(Data excerpts)
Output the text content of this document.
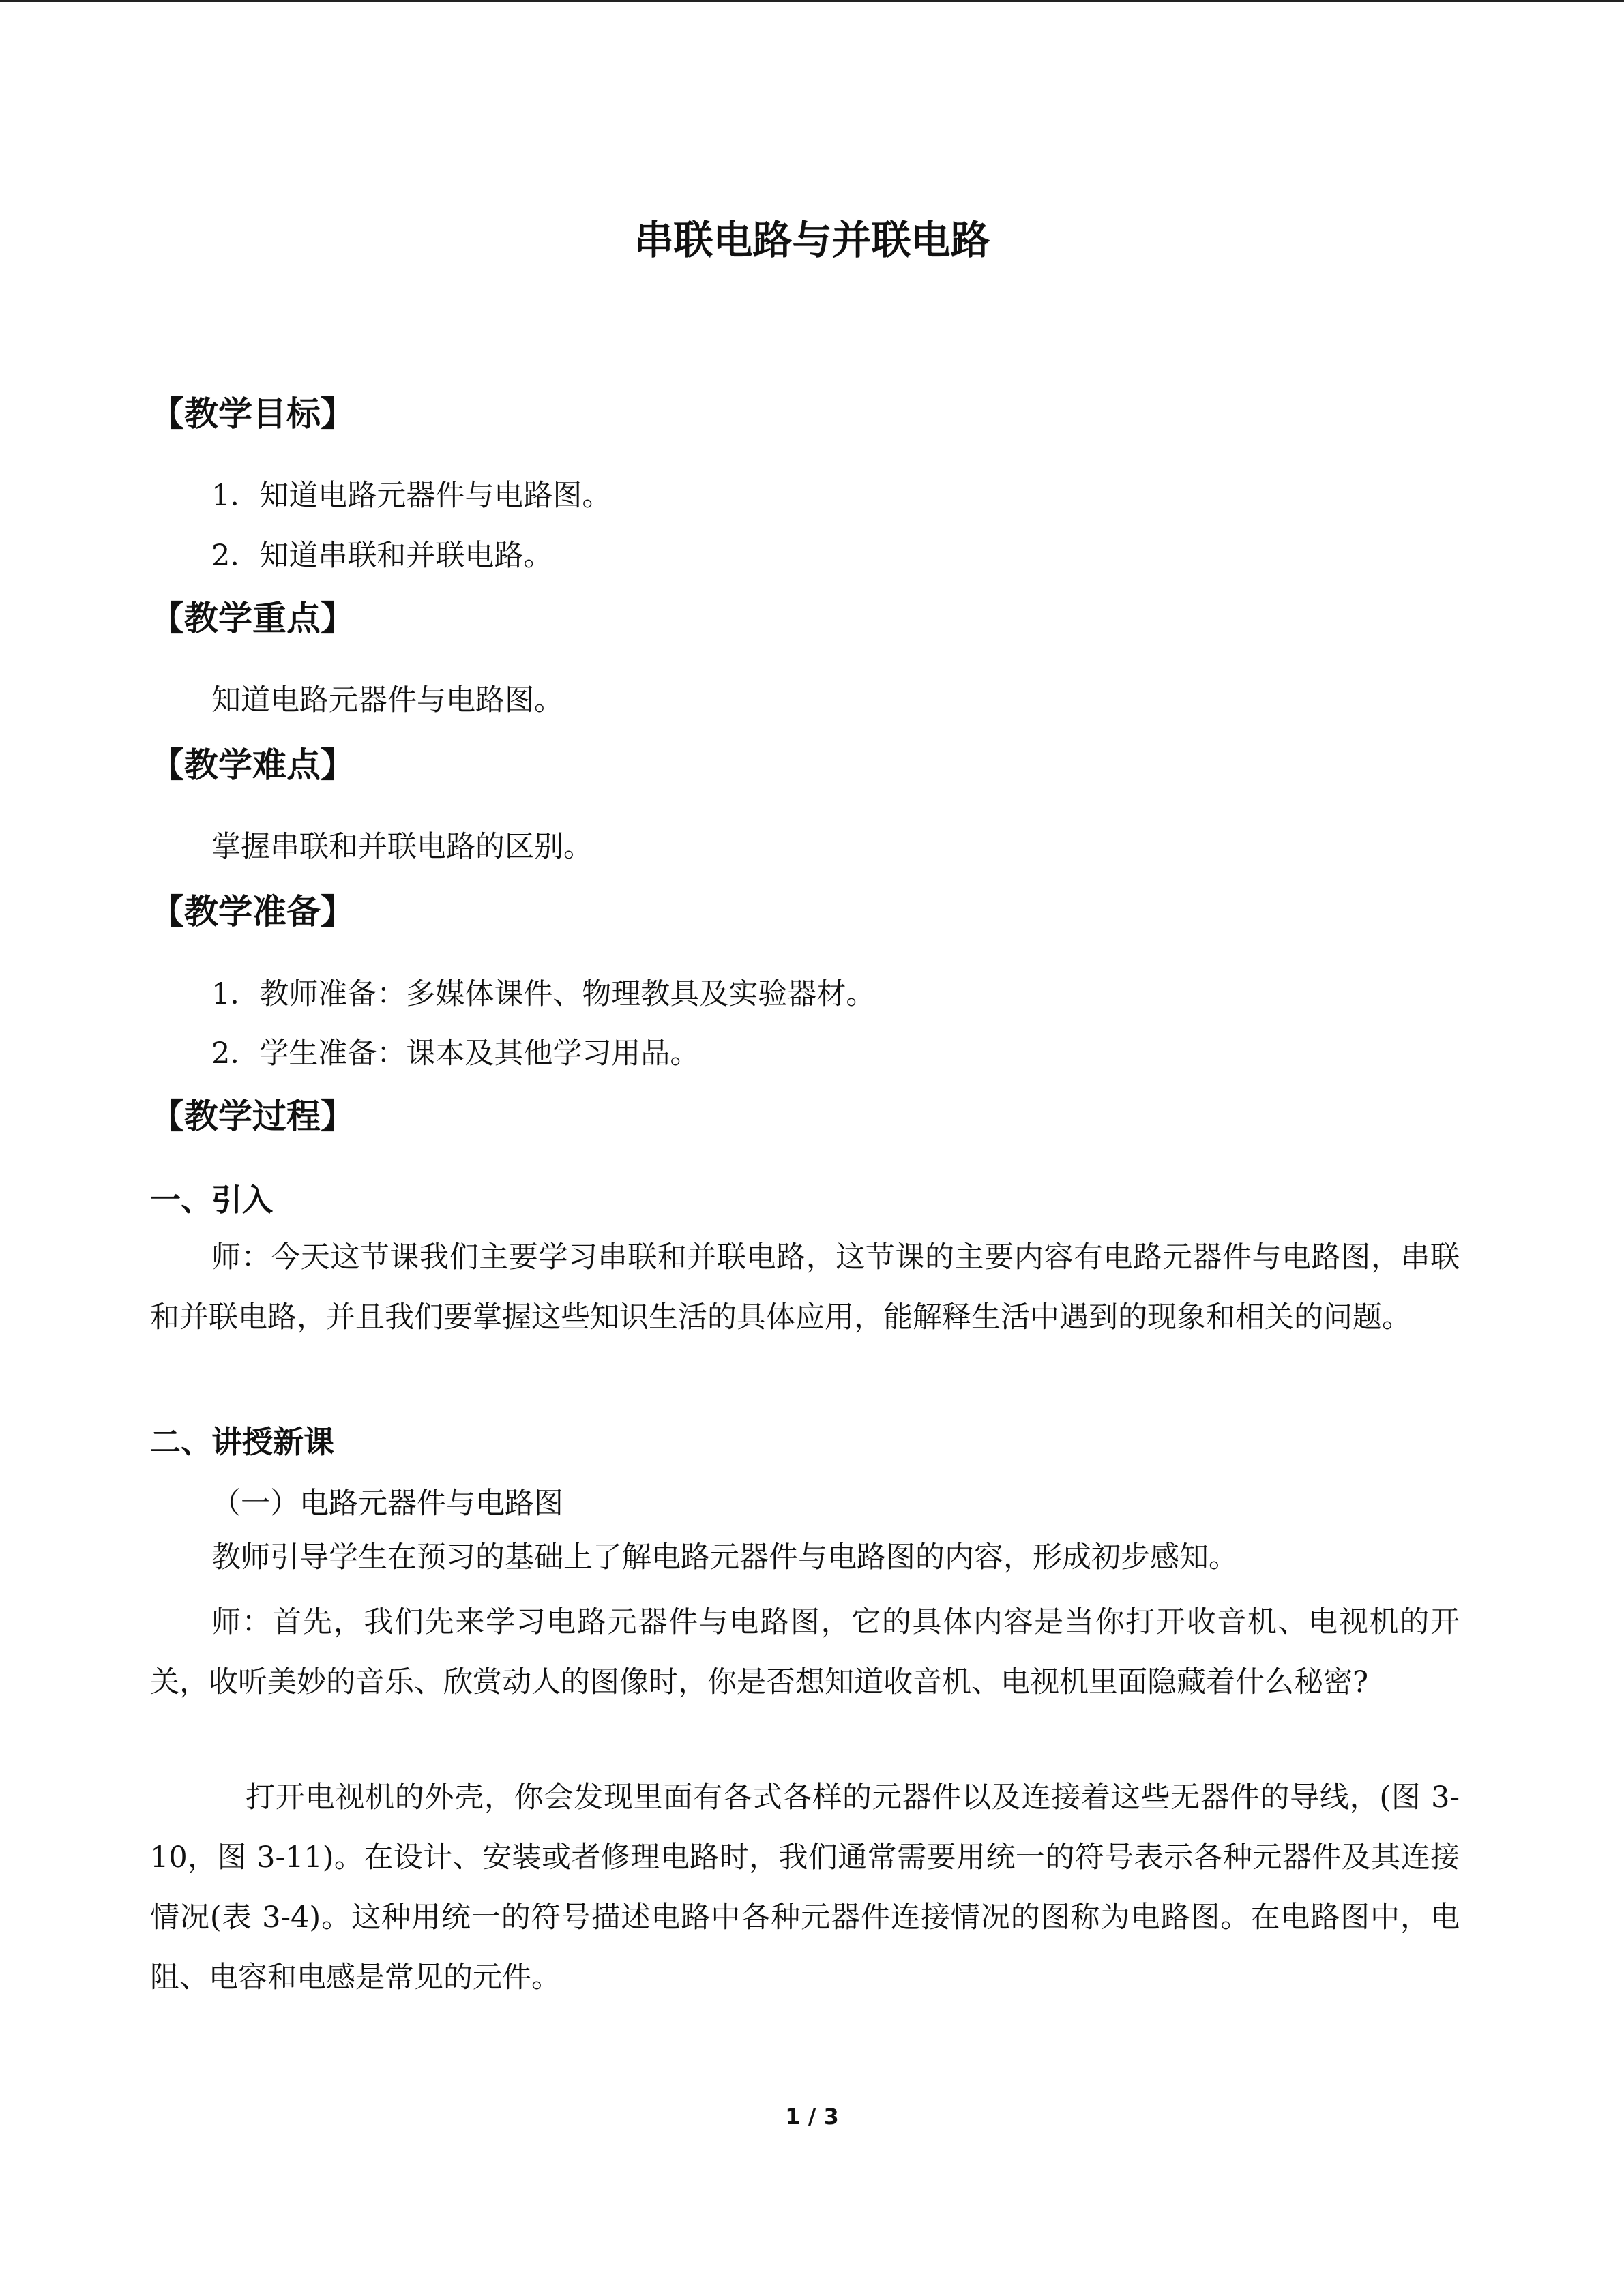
串联电路与并联电路
【教学目标】
1．知道电路元器件与电路图。
2．知道串联和并联电路。
【教学重点】
知道电路元器件与电路图。
【教学难点】
掌握串联和并联电路的区别。
【教学准备】
1．教师准备：多媒体课件、物理教具及实验器材。
2．学生准备：课本及其他学习用品。
【教学过程】
一、引入
师：今天这节课我们主要学习串联和并联电路，这节课的主要内容有电路元器件与电路图，串联和并联电路，并且我们要掌握这些知识生活的具体应用，能解释生活中遇到的现象和相关的问题。
二、讲授新课
（一）电路元器件与电路图
教师引导学生在预习的基础上了解电路元器件与电路图的内容，形成初步感知。
师：首先，我们先来学习电路元器件与电路图，它的具体内容是当你打开收音机、电视机的开关，收听美妙的音乐、欣赏动人的图像时，你是否想知道收音机、电视机里面隐藏着什么秘密?
打开电视机的外壳，你会发现里面有各式各样的元器件以及连接着这些无器件的导线，(图 3-10，图 3-11)。在设计、安装或者修理电路时，我们通常需要用统一的符号表示各种元器件及其连接情况(表 3-4)。这种用统一的符号描述电路中各种元器件连接情况的图称为电路图。在电路图中，电阻、电容和电感是常见的元件。
1 / 3
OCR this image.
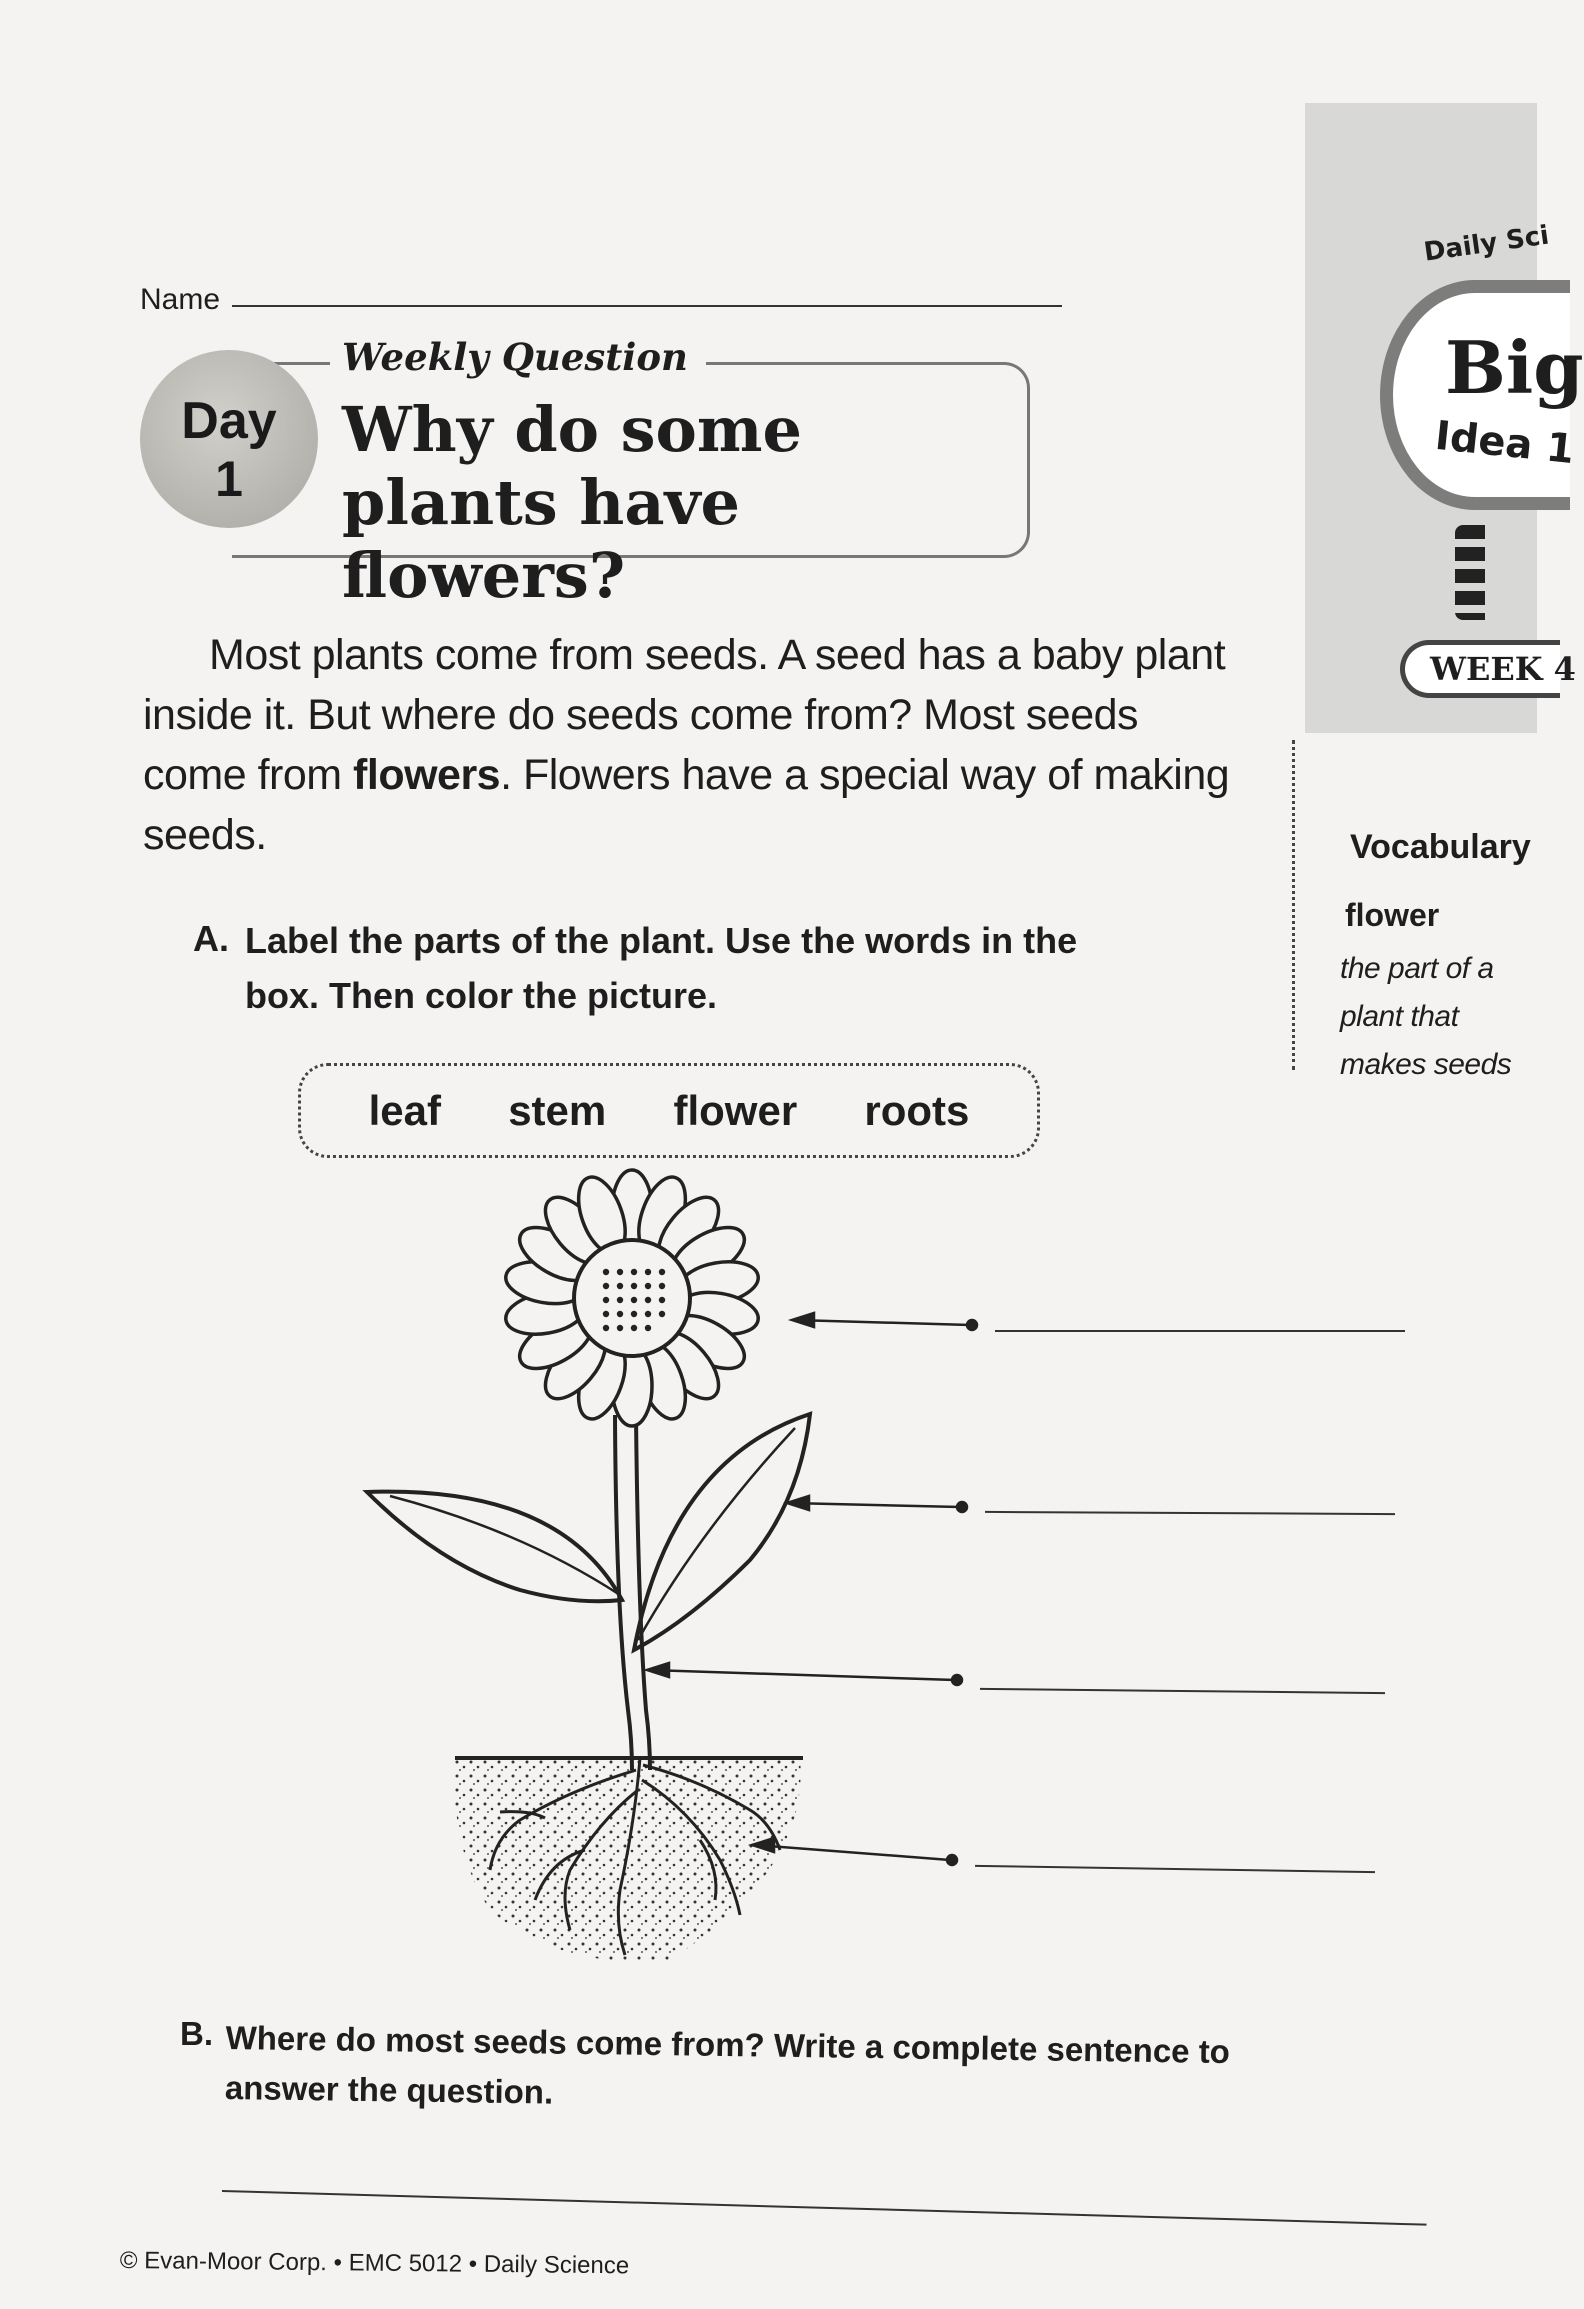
Name
Weekly Question
Why do some plants have flowers?
Day
1
Most plants come from seeds. A seed has a baby plant inside it. But where do seeds come from? Most seeds come from flowers. Flowers have a special way of making seeds.
A. Label the parts of the plant. Use the words in the box. Then color the picture.
leaf stem flower roots
B. Where do most seeds come from? Write a complete sentence to answer the question.
© Evan-Moor Corp. • EMC 5012 • Daily Science
Daily Sci
Big
Idea 1
WEEK 4
Vocabulary
flower
the part of a plant that makes seeds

Task to complete -
State how many lines in the entries above include the word "Daily"; reply with the number alone.

The response -
2